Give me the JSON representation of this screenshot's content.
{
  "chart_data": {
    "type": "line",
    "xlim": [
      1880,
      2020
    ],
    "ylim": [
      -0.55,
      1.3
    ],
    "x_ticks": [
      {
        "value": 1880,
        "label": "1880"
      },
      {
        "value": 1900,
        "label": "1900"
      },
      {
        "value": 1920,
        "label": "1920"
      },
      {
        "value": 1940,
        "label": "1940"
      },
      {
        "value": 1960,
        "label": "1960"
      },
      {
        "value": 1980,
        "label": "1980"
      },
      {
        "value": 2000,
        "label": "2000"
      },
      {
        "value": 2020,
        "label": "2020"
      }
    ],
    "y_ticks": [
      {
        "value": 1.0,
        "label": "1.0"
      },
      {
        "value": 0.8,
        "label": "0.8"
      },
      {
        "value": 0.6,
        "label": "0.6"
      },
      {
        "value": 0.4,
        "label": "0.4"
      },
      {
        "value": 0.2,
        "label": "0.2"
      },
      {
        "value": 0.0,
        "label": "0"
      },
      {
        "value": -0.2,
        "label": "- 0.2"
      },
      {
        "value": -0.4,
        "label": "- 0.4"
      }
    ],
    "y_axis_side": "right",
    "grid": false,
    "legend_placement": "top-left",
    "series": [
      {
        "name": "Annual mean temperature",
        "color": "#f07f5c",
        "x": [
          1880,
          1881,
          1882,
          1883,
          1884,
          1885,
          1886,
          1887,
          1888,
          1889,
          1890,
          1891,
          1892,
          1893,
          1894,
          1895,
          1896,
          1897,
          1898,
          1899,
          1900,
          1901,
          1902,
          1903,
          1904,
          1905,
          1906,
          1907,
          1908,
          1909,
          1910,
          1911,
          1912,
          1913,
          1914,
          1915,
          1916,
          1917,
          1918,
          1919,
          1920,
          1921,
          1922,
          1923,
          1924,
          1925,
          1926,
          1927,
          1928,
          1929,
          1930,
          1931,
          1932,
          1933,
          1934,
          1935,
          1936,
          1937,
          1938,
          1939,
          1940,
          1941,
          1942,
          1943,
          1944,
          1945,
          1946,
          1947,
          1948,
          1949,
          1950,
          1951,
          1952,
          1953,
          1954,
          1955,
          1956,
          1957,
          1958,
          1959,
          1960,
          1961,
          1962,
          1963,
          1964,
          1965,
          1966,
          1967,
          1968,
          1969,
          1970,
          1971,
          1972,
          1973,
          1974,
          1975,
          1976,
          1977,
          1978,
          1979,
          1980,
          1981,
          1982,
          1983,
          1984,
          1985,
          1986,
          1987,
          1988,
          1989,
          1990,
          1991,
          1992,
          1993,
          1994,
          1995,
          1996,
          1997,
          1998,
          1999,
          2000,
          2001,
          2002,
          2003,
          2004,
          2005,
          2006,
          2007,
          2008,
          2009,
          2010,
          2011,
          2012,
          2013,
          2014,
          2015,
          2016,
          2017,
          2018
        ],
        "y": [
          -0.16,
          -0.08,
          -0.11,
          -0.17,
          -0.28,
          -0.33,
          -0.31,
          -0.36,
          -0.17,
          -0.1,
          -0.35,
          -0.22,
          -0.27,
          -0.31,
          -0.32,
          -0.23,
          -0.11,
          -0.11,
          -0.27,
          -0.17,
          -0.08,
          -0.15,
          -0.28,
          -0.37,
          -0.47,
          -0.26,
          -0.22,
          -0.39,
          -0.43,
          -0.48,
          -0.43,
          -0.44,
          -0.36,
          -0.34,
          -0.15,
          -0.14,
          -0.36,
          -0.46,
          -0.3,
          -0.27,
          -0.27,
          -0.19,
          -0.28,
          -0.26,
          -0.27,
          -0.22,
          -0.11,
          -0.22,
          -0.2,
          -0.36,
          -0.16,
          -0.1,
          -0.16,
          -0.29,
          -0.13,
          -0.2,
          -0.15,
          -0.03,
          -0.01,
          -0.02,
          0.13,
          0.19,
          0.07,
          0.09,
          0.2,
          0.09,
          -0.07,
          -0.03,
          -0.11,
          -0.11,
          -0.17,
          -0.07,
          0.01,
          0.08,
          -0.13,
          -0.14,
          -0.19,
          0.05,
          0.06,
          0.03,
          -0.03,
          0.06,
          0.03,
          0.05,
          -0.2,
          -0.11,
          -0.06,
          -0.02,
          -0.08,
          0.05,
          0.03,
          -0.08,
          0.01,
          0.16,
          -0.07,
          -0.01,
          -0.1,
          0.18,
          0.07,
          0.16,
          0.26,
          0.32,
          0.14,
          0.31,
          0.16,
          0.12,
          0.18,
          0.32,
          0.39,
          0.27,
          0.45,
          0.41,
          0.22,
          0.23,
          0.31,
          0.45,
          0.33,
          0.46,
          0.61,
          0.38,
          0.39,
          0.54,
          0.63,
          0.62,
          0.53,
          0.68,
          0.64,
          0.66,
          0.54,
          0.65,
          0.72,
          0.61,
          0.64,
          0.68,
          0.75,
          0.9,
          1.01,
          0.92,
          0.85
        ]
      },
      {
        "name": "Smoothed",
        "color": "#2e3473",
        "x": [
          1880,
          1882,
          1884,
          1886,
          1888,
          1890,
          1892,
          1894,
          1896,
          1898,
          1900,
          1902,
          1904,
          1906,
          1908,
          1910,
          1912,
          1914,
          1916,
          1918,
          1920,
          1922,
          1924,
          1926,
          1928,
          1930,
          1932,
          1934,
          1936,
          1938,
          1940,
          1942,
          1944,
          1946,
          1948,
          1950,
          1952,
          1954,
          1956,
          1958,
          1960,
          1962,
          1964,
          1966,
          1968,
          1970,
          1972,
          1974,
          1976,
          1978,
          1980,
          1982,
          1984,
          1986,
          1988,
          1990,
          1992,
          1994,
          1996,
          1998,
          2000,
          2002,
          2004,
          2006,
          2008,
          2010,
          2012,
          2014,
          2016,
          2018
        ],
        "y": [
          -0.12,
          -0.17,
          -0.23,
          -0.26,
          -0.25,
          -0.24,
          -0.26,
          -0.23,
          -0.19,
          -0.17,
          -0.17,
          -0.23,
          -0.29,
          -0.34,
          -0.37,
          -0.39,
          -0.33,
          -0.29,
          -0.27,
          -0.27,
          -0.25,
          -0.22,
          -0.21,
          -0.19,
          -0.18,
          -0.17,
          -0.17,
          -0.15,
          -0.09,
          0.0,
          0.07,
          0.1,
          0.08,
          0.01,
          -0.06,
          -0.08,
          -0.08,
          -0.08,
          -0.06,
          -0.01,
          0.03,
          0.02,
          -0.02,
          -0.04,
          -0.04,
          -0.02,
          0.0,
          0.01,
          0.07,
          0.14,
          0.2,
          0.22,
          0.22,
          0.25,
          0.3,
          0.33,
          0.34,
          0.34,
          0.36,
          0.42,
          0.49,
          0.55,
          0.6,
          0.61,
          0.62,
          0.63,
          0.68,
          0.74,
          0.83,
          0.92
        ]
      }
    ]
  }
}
* * * * *
* _What the exercise asks_
From the data, list each line in which the string "name" appears.

* _Result below_
        "name": "Annual mean temperature",
        "name": "Smoothed",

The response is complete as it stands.